Would you extract the whole listing below and retype it exactly?
─── Dataset excerpts
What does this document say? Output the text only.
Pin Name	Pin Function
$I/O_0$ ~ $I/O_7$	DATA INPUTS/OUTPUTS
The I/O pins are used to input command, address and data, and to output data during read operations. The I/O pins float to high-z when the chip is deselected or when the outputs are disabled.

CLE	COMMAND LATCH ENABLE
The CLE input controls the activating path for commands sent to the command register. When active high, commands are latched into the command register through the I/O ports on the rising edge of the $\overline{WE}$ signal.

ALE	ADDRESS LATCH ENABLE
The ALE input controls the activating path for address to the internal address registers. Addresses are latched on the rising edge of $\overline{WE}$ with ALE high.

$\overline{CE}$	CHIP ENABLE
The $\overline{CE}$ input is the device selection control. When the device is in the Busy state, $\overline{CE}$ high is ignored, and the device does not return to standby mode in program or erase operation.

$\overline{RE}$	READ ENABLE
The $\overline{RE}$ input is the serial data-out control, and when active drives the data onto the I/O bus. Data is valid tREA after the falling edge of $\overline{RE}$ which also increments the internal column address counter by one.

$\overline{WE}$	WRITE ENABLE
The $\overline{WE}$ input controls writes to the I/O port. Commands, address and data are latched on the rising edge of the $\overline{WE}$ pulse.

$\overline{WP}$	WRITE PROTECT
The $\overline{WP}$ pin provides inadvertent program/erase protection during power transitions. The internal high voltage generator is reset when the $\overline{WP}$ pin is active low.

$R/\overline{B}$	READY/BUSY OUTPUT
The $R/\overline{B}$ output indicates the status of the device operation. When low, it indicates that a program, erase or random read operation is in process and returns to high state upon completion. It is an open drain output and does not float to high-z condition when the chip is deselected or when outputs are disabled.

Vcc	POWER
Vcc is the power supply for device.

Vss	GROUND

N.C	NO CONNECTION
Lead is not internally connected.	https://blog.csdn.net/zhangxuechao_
──────
> **The result**:
What does this document say? Output the text only.
Pin Name	Pin Function
$I/O_0$ ~ $I/O_7$	DATA INPUTS/OUTPUTS
The I/O pins are used to input command, address and data, and to output data during read operations. The I/O pins float to high-z when the chip is deselected or when the outputs are disabled.

CLE	COMMAND LATCH ENABLE
The CLE input controls the activating path for commands sent to the command register. When active high, commands are latched into the command register through the I/O ports on the rising edge of the $\overline{WE}$ signal.

ALE	ADDRESS LATCH ENABLE
The ALE input controls the activating path for address to the internal address registers. Addresses are latched on the rising edge of $\overline{WE}$ with ALE high.

$\overline{CE}$	CHIP ENABLE
The $\overline{CE}$ input is the device selection control. When the device is in the Busy state, $\overline{CE}$ high is ignored, and the device does not return to standby mode in program or erase operation.

$\overline{RE}$	READ ENABLE
The $\overline{RE}$ input is the serial data-out control, and when active drives the data onto the I/O bus. Data is valid tREA after the falling edge of $\overline{RE}$ which also increments the internal column address counter by one.

$\overline{WE}$	WRITE ENABLE
The $\overline{WE}$ input controls writes to the I/O port. Commands, address and data are latched on the rising edge of the $\overline{WE}$ pulse.

$\overline{WP}$	WRITE PROTECT
The $\overline{WP}$ pin provides inadvertent program/erase protection during power transitions. The internal high voltage generator is reset when the $\overline{WP}$ pin is active low.

$R/\overline{B}$	READY/BUSY OUTPUT
The $R/\overline{B}$ output indicates the status of the device operation. When low, it indicates that a program, erase or random read operation is in process and returns to high state upon completion. It is an open drain output and does not float to high-z condition when the chip is deselected or when outputs are disabled.

Vcc	POWER
Vcc is the power supply for device.

Vss	GROUND

N.C	NO CONNECTION
Lead is not internally connected.	https://blog.csdn.net/zhangxuechao_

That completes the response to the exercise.